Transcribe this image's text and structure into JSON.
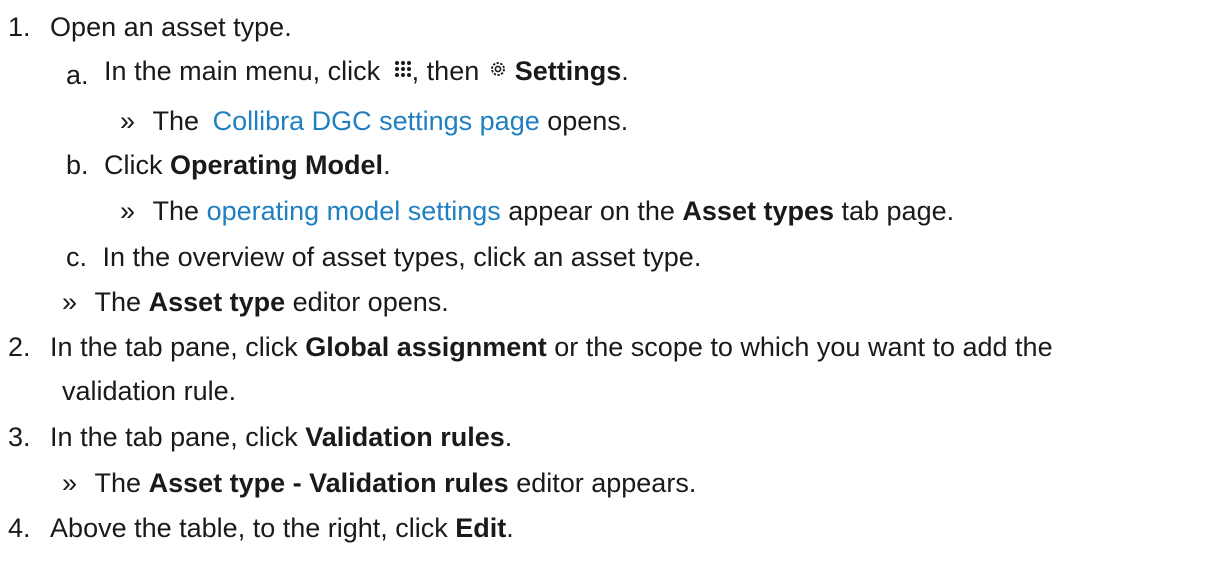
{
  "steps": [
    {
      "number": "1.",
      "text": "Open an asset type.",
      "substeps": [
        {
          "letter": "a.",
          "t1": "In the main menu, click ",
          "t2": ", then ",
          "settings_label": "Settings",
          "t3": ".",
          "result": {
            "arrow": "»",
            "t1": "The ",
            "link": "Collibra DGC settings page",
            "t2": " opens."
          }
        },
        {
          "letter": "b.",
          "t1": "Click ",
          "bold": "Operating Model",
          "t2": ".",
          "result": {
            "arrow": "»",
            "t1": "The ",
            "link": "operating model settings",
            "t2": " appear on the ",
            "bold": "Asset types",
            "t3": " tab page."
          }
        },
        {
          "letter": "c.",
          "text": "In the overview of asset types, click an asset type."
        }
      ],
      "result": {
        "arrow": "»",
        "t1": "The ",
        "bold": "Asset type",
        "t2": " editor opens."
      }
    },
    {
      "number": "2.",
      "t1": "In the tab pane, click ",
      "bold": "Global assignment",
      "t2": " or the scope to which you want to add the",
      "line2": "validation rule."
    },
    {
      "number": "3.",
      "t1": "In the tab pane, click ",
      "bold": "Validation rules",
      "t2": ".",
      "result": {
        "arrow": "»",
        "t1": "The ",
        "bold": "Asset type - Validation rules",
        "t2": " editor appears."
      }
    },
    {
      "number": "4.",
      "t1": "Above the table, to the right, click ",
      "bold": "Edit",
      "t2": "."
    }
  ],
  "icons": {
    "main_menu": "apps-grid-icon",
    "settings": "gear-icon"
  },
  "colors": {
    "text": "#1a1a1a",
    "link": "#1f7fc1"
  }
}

◆ ◆ ◆ ◆ ◆

## Aim
Omit the pictures and output all of the other material exactly.

## Task answer
Transcribe this image's text and structure into JSON.
{
  "steps": [
    {
      "number": "1.",
      "text": "Open an asset type.",
      "substeps": [
        {
          "letter": "a.",
          "t1": "In the main menu, click ",
          "t2": ", then ",
          "settings_label": "Settings",
          "t3": ".",
          "result": {
            "arrow": "»",
            "t1": "The ",
            "link": "Collibra DGC settings page",
            "t2": " opens."
          }
        },
        {
          "letter": "b.",
          "t1": "Click ",
          "bold": "Operating Model",
          "t2": ".",
          "result": {
            "arrow": "»",
            "t1": "The ",
            "link": "operating model settings",
            "t2": " appear on the ",
            "bold": "Asset types",
            "t3": " tab page."
          }
        },
        {
          "letter": "c.",
          "text": "In the overview of asset types, click an asset type."
        }
      ],
      "result": {
        "arrow": "»",
        "t1": "The ",
        "bold": "Asset type",
        "t2": " editor opens."
      }
    },
    {
      "number": "2.",
      "t1": "In the tab pane, click ",
      "bold": "Global assignment",
      "t2": " or the scope to which you want to add the",
      "line2": "validation rule."
    },
    {
      "number": "3.",
      "t1": "In the tab pane, click ",
      "bold": "Validation rules",
      "t2": ".",
      "result": {
        "arrow": "»",
        "t1": "The ",
        "bold": "Asset type - Validation rules",
        "t2": " editor appears."
      }
    },
    {
      "number": "4.",
      "t1": "Above the table, to the right, click ",
      "bold": "Edit",
      "t2": "."
    }
  ],
  "icons": {
    "main_menu": "apps-grid-icon",
    "settings": "gear-icon"
  },
  "colors": {
    "text": "#1a1a1a",
    "link": "#1f7fc1"
  }
}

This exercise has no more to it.